TASK BRIEF: Copy out the rows verbatim, starting at the line that contains "x-tick-label: 200 [537,1543,590,1582]" and ending at the line that contains "y-tick-label: −30 [85,1188,140,1227]", with both of those lines included.

(Element region listings)
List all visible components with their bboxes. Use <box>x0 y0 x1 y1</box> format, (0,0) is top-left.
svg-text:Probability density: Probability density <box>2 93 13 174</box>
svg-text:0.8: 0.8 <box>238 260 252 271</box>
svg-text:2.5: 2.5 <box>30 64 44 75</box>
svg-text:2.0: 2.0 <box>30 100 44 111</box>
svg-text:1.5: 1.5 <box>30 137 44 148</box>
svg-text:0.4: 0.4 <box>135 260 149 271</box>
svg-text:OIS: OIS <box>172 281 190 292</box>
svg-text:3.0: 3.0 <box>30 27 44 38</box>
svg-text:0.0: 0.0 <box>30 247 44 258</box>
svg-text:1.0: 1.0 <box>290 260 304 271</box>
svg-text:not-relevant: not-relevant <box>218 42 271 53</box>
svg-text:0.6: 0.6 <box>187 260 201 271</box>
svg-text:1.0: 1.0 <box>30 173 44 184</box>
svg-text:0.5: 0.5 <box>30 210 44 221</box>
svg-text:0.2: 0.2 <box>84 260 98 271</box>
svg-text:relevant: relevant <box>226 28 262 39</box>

---

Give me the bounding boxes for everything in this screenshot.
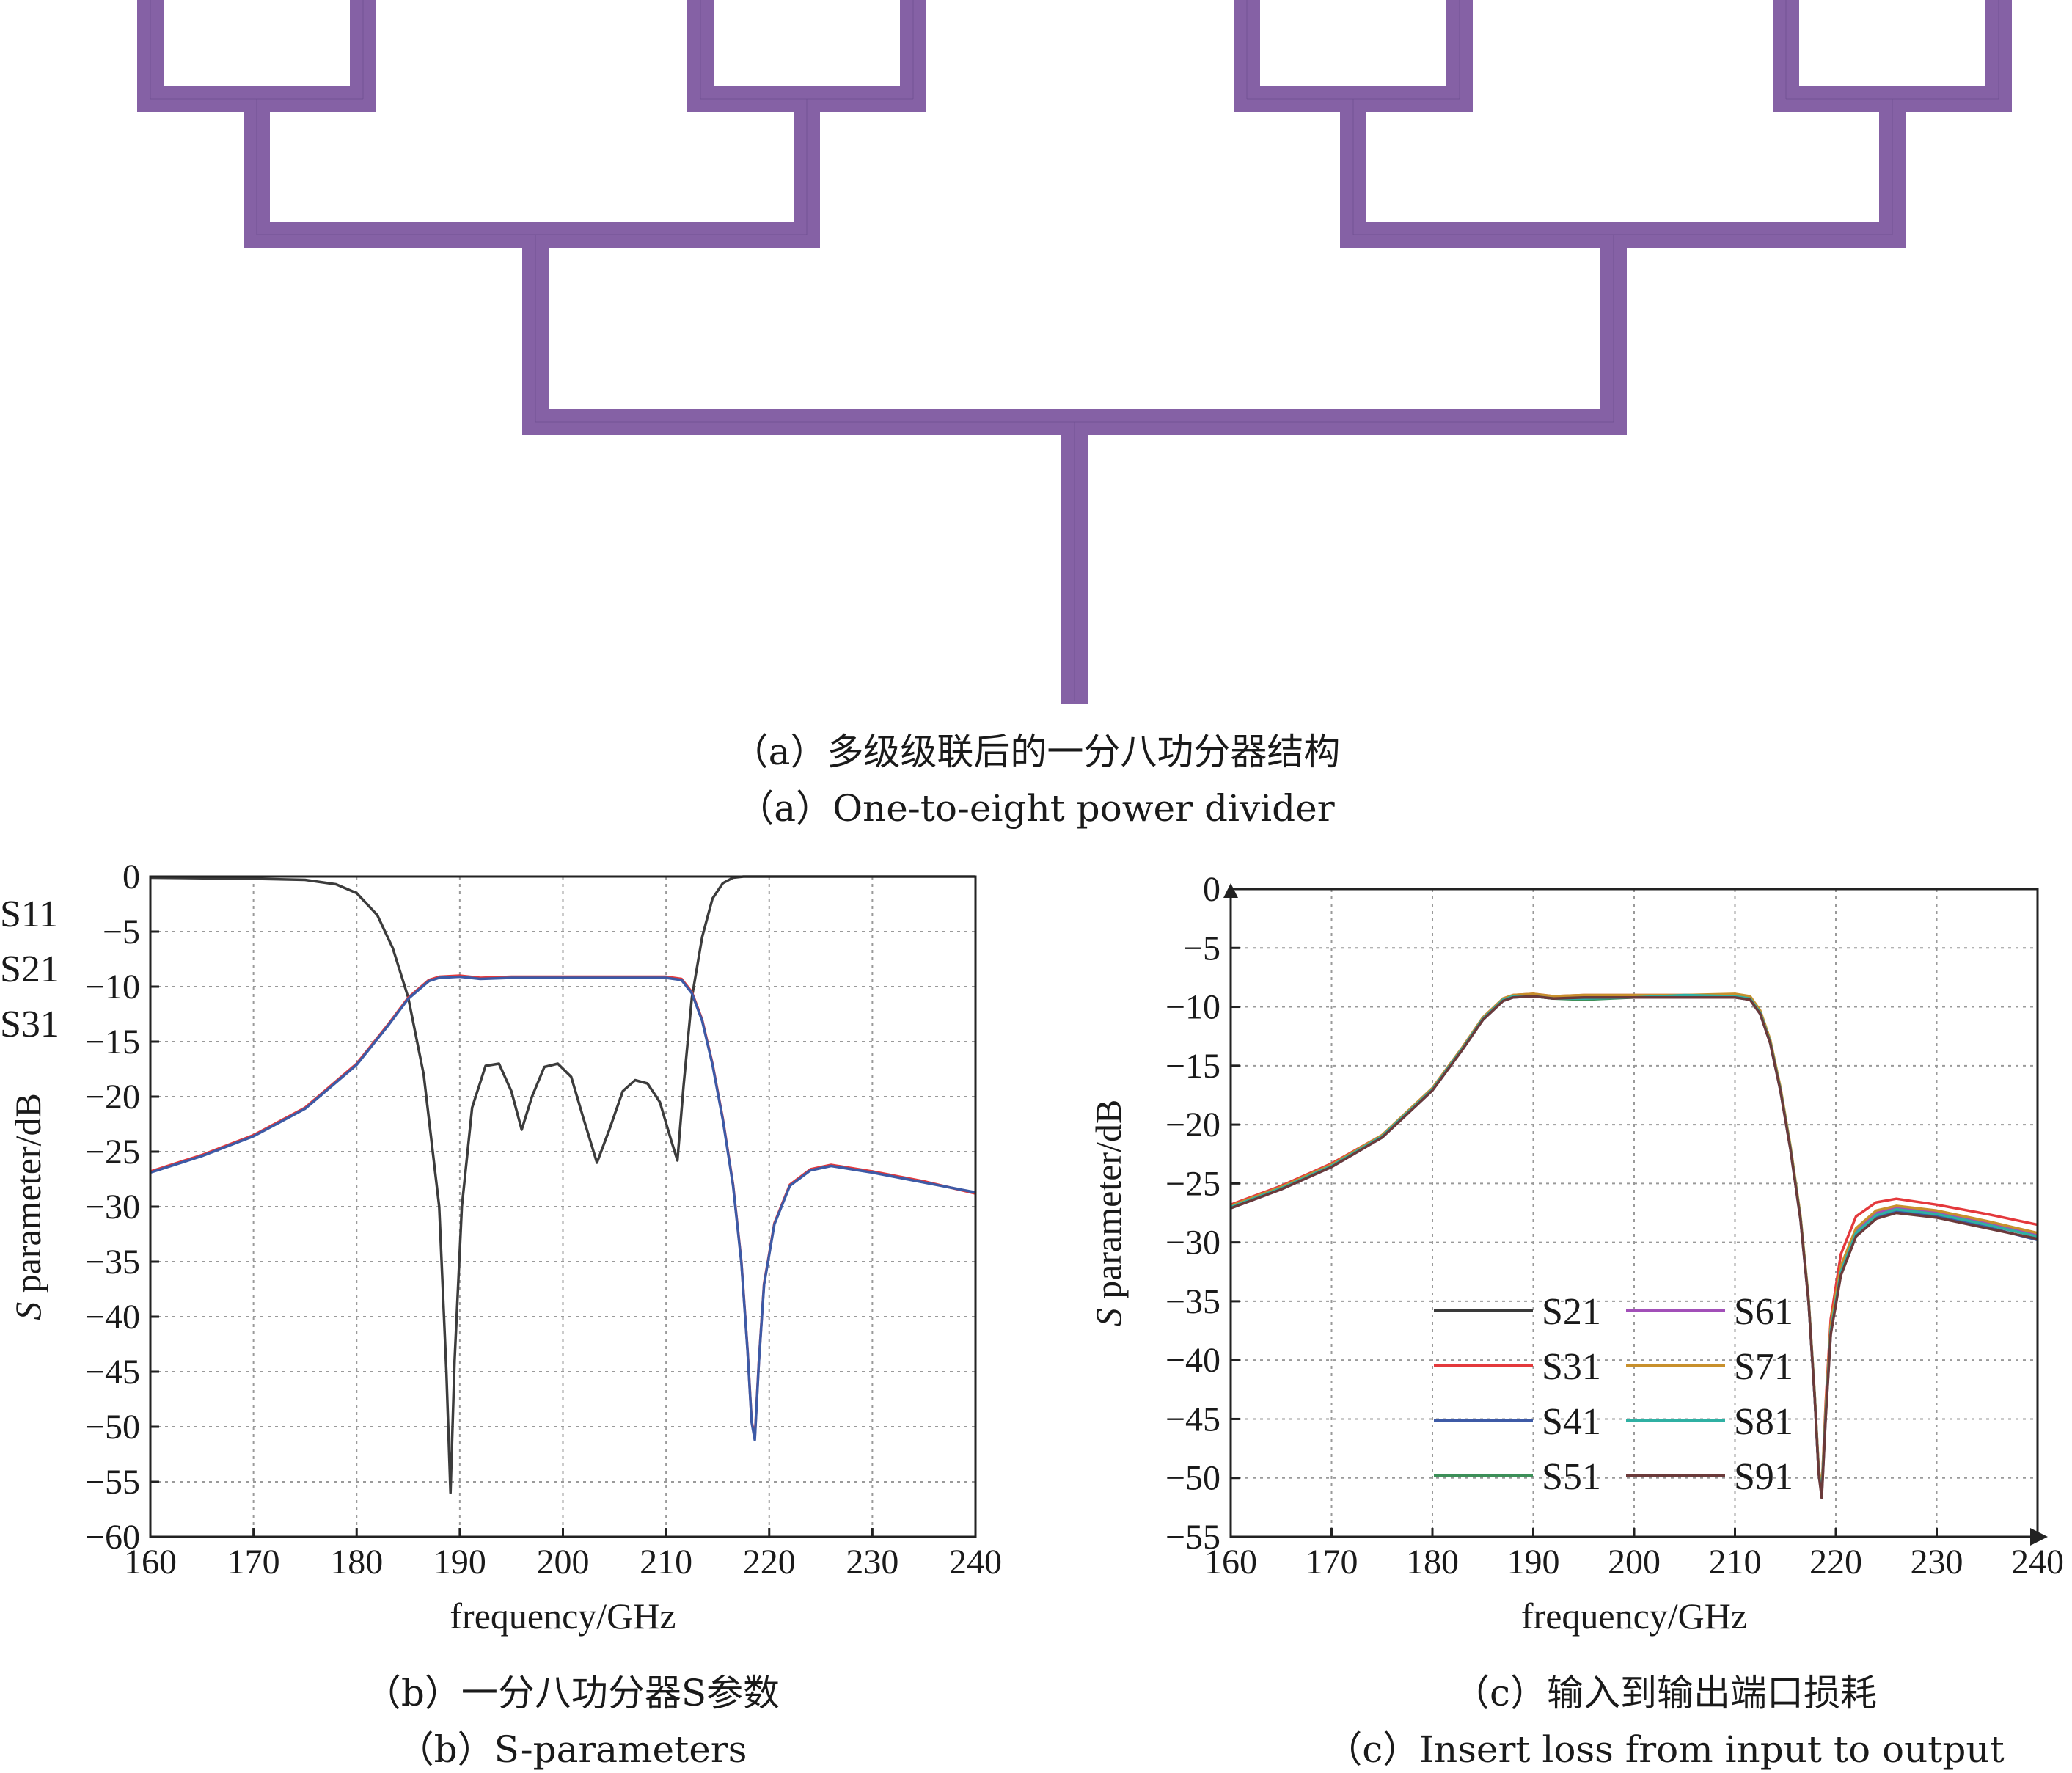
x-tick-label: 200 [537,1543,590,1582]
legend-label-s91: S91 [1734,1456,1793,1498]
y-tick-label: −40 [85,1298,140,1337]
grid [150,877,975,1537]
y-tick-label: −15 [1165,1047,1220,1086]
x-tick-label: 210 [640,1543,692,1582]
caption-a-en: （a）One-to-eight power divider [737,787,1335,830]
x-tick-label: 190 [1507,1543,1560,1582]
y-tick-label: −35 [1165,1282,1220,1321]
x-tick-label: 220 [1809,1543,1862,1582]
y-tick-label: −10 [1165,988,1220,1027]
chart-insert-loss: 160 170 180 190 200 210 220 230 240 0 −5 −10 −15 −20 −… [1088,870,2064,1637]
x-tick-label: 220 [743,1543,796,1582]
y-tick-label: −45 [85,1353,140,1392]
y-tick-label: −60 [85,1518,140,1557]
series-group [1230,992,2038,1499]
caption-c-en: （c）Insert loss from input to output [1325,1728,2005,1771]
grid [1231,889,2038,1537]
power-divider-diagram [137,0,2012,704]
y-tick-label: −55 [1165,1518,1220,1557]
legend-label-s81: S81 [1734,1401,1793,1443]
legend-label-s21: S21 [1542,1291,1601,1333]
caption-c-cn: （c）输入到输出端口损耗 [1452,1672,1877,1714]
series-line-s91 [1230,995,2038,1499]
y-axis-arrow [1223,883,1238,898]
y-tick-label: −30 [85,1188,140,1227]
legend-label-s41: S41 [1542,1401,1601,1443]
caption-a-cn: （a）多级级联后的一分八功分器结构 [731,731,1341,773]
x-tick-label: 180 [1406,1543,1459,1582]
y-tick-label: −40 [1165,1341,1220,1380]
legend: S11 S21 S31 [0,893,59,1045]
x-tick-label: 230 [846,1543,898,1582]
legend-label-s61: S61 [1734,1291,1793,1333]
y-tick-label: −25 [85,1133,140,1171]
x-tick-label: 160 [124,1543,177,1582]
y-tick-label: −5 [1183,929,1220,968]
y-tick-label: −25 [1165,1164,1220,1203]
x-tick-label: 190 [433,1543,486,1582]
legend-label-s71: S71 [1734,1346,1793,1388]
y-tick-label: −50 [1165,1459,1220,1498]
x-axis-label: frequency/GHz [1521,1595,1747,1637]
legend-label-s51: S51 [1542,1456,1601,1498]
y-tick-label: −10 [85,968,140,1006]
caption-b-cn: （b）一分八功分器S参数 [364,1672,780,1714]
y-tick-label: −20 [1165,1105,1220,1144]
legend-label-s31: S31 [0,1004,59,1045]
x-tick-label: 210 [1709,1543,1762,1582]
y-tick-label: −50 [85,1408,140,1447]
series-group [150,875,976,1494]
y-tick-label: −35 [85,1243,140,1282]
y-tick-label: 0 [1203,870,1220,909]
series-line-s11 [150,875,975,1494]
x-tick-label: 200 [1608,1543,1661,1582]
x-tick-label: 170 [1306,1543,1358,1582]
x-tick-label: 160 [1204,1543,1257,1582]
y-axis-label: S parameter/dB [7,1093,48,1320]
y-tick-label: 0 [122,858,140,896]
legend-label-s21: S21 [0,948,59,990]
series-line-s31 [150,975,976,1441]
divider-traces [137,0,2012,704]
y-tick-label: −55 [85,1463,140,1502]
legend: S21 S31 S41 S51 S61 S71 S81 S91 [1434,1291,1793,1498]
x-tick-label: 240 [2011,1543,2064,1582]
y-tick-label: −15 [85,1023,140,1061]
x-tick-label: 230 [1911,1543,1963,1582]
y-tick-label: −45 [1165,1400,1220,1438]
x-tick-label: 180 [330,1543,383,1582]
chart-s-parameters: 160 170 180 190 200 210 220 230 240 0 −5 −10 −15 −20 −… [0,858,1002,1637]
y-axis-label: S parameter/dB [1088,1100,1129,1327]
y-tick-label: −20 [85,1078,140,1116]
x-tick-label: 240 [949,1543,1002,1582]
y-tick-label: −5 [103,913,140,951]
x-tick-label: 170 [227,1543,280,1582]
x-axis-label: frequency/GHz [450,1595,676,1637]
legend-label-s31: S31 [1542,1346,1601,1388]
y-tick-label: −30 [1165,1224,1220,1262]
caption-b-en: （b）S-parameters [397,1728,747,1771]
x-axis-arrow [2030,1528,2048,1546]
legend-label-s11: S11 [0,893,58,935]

FINISHED EXERCISE:
x-tick-label: 200 [537,1543,590,1582]
legend-label-s91: S91 [1734,1456,1793,1498]
y-tick-label: −40 [85,1298,140,1337]
grid [150,877,975,1537]
y-tick-label: −15 [1165,1047,1220,1086]
x-tick-label: 210 [640,1543,692,1582]
caption-a-en: （a）One-to-eight power divider [737,787,1335,830]
x-tick-label: 190 [1507,1543,1560,1582]
y-tick-label: −35 [1165,1282,1220,1321]
x-tick-label: 220 [1809,1543,1862,1582]
y-tick-label: −10 [1165,988,1220,1027]
chart-insert-loss: 160 170 180 190 200 210 220 230 240 0 −5 −10 −15 −20 −… [1088,870,2064,1637]
x-tick-label: 220 [743,1543,796,1582]
y-tick-label: −45 [85,1353,140,1392]
y-tick-label: −60 [85,1518,140,1557]
series-group [1230,992,2038,1499]
caption-c-en: （c）Insert loss from input to output [1325,1728,2005,1771]
grid [1231,889,2038,1537]
power-divider-diagram [137,0,2012,704]
y-tick-label: −55 [1165,1518,1220,1557]
legend-label-s81: S81 [1734,1401,1793,1443]
legend-label-s21: S21 [1542,1291,1601,1333]
caption-c-cn: （c）输入到输出端口损耗 [1452,1672,1877,1714]
series-line-s91 [1230,995,2038,1499]
y-axis-arrow [1223,883,1238,898]
y-tick-label: −30 [85,1188,140,1227]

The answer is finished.